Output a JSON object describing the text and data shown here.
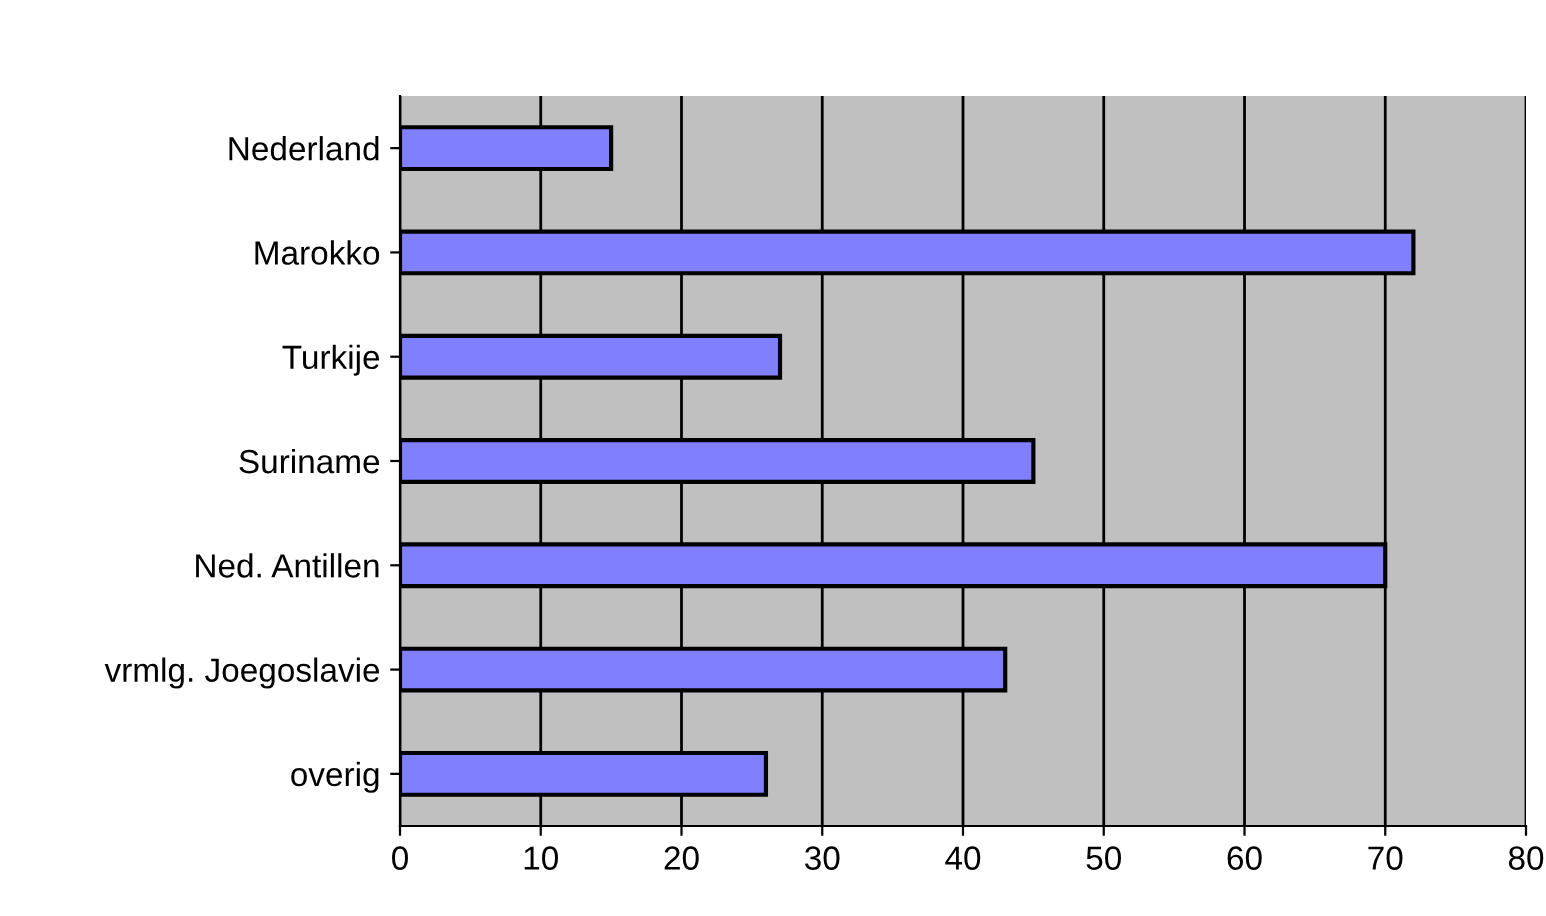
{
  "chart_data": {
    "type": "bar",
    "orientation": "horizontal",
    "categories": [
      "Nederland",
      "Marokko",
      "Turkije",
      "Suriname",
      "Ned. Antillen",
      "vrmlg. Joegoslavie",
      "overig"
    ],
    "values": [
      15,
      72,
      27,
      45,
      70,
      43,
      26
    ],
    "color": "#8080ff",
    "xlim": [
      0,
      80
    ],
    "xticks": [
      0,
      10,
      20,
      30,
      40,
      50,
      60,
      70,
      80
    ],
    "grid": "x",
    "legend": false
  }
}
* * *
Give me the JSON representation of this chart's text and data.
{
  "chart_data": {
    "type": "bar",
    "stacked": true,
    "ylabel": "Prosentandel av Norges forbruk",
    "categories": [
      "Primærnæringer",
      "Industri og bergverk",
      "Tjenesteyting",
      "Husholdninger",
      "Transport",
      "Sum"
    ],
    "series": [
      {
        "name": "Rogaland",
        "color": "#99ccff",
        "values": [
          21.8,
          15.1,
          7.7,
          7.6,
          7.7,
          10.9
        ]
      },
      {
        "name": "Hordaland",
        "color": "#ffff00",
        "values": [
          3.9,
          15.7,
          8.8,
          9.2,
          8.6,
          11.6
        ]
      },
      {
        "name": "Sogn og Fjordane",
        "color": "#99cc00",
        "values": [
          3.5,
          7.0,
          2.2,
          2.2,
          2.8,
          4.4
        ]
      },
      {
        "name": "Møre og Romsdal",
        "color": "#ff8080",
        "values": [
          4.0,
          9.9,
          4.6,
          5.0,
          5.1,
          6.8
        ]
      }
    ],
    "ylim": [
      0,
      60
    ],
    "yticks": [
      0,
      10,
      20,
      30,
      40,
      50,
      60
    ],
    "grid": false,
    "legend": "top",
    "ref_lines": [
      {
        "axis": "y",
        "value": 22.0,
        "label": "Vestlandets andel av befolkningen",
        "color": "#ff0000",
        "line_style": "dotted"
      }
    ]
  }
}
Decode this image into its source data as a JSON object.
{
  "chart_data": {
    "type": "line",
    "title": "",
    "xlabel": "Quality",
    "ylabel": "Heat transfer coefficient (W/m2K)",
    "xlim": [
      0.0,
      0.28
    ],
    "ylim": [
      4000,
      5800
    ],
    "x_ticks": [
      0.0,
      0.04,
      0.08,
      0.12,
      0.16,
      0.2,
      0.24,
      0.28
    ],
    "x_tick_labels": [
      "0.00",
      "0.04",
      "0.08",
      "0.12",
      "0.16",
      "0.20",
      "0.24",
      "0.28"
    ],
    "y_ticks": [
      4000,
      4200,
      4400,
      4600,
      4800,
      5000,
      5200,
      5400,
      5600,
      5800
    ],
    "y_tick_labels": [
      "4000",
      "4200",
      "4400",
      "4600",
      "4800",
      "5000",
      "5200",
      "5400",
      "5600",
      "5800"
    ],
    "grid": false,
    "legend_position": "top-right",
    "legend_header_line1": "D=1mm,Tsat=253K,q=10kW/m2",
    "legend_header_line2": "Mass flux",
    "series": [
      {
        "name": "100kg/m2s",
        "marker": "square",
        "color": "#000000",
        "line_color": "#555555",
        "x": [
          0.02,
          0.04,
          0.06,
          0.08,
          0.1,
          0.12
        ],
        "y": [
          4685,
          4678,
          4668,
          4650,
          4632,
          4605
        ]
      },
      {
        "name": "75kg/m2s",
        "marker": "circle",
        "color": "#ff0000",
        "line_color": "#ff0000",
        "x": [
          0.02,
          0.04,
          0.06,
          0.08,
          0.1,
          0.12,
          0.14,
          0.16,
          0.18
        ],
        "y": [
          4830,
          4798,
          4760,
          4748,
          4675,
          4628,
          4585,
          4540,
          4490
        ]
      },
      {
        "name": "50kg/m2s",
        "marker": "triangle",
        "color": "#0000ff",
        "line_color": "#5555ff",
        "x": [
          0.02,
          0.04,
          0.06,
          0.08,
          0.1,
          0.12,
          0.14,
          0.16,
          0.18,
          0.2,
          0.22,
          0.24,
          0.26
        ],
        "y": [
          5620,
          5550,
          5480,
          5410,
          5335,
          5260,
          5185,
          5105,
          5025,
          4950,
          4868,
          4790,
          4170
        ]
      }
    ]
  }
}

- [Aim]: Each line that has the word "JSON" should be copied.

- [Written solution]:
Output a JSON object describing the text and data shown here.
Give me the JSON representation of this chart's text and data.
Decode this image into its source data as a JSON object.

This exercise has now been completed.